Scan the data below. Pull out each line where "title" occurs.

**Data rows:**
+---+

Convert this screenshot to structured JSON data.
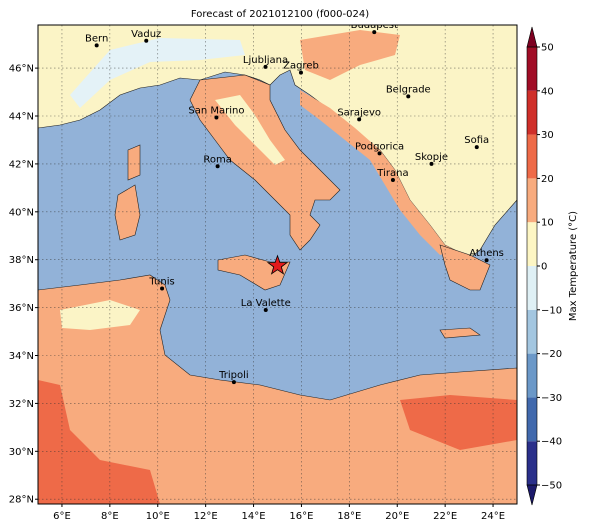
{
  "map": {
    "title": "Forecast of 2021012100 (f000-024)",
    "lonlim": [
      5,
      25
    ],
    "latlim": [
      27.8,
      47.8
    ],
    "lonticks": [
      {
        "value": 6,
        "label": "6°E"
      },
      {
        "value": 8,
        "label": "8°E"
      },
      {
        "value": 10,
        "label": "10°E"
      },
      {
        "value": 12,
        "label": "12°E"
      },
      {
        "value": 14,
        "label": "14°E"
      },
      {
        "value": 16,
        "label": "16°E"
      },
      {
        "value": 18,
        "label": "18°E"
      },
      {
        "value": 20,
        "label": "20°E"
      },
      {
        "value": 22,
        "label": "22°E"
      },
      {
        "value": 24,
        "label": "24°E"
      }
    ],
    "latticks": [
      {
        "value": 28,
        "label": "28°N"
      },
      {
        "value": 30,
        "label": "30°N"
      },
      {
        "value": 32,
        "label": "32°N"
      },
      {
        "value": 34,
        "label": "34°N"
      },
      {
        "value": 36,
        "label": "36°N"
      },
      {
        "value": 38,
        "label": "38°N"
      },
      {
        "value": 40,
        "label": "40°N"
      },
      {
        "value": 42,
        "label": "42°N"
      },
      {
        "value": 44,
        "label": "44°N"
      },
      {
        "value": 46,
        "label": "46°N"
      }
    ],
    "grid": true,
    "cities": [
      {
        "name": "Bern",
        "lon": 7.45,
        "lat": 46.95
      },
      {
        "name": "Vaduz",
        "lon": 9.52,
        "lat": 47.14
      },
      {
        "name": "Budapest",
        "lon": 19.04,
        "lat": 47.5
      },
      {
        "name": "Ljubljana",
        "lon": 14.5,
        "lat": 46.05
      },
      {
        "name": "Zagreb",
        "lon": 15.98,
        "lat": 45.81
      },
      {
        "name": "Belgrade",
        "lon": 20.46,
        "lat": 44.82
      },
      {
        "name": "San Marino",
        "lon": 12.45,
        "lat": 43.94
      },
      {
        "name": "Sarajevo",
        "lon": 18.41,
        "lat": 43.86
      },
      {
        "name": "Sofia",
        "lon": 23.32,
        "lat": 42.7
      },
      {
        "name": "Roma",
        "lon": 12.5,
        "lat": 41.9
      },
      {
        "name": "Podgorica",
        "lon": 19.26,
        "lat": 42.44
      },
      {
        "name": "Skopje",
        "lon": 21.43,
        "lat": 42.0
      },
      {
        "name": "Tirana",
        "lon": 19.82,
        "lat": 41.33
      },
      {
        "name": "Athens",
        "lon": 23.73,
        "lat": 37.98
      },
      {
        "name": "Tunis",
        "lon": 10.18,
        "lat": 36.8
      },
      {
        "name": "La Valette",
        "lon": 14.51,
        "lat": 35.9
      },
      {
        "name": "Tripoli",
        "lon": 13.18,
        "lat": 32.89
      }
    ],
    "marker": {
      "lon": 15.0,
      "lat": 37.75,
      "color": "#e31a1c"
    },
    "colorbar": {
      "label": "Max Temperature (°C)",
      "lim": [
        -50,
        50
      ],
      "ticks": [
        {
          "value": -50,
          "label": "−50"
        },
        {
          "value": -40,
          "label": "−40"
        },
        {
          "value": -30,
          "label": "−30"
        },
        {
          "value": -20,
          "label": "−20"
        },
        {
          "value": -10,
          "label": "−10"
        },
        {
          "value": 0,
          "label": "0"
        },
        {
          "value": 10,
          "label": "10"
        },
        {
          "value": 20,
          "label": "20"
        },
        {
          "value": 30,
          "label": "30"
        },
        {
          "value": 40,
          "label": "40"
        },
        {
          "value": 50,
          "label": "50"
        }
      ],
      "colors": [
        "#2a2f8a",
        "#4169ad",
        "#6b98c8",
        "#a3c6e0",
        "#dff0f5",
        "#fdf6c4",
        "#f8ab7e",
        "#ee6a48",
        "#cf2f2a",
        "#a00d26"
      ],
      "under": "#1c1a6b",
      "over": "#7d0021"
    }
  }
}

+---+

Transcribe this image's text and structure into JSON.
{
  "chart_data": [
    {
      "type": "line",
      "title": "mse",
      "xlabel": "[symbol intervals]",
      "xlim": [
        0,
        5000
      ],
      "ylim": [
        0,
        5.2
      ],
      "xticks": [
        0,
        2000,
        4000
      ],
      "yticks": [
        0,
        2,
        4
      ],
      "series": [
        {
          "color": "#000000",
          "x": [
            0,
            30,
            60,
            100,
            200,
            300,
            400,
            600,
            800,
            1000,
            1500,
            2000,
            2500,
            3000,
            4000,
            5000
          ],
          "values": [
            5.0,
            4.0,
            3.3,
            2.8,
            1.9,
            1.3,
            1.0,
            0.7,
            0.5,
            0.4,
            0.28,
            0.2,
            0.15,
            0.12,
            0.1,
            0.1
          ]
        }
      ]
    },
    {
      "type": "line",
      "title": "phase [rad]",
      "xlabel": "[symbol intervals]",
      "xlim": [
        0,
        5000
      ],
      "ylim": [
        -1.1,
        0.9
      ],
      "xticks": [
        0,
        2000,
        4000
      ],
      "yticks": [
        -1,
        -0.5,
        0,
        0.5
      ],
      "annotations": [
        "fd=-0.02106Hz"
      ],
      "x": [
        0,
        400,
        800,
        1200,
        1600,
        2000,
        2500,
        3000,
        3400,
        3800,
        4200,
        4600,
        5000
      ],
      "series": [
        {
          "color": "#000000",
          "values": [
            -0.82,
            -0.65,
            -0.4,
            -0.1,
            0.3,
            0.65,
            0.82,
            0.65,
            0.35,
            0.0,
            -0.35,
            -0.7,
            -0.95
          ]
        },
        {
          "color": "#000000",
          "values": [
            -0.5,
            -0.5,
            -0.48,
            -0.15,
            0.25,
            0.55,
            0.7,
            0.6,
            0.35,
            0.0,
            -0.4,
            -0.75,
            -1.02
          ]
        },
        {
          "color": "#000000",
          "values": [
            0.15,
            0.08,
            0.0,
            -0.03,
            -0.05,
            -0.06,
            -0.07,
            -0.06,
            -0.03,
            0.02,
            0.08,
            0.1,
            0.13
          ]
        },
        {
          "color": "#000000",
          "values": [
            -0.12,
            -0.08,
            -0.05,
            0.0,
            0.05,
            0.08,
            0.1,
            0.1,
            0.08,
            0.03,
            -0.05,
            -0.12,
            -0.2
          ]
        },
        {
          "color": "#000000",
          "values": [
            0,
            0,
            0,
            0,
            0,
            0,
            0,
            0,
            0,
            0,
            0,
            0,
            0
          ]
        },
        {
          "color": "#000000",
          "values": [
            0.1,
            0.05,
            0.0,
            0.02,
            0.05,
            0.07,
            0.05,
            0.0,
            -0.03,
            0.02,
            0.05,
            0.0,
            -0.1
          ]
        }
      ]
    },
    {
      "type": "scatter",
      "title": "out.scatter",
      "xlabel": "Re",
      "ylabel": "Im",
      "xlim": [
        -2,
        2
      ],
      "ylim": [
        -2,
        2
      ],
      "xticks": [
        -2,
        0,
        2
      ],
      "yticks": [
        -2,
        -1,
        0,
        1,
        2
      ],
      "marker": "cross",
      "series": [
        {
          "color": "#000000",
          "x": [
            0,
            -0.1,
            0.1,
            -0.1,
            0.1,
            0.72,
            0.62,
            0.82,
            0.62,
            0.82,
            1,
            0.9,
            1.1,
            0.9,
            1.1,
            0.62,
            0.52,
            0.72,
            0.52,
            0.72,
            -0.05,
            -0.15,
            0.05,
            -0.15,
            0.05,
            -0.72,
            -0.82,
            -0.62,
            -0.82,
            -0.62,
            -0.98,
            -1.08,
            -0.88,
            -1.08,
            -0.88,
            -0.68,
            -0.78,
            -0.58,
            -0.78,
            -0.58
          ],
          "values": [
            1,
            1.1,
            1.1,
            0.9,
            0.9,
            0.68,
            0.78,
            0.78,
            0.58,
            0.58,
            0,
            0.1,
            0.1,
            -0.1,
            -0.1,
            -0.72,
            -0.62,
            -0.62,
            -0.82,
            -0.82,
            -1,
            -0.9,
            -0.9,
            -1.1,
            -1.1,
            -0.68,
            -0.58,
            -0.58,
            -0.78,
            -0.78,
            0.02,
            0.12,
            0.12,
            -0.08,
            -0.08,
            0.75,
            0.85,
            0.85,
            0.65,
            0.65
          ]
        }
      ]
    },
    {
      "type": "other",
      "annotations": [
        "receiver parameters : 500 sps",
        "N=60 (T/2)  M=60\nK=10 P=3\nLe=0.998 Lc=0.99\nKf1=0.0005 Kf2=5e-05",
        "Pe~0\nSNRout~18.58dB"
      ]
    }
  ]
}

+---+

**Completed task:**
    "title": "Forecast of 2021012100 (f000-024)",
      "title": "mse",
      "title": "phase [rad]",
      "title": "out.scatter",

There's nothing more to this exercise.